§ **Source records**
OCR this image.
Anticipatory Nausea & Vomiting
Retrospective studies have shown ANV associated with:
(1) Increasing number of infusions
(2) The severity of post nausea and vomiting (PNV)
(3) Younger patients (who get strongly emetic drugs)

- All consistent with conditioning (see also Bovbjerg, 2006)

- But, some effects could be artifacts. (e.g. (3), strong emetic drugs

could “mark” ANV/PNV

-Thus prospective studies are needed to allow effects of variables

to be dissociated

§ **Exercise prompt**
All of the data, start to finish: please output it exactly.

§ **Response to the task**
OCR this image.
Anticipatory Nausea & Vomiting
Retrospective studies have shown ANV associated with:
(1) Increasing number of infusions
(2) The severity of post nausea and vomiting (PNV)
(3) Younger patients (who get strongly emetic drugs)

- All consistent with conditioning (see also Bovbjerg, 2006)

- But, some effects could be artifacts. (e.g. (3), strong emetic drugs

could “mark” ANV/PNV

-Thus prospective studies are needed to allow effects of variables

to be dissociated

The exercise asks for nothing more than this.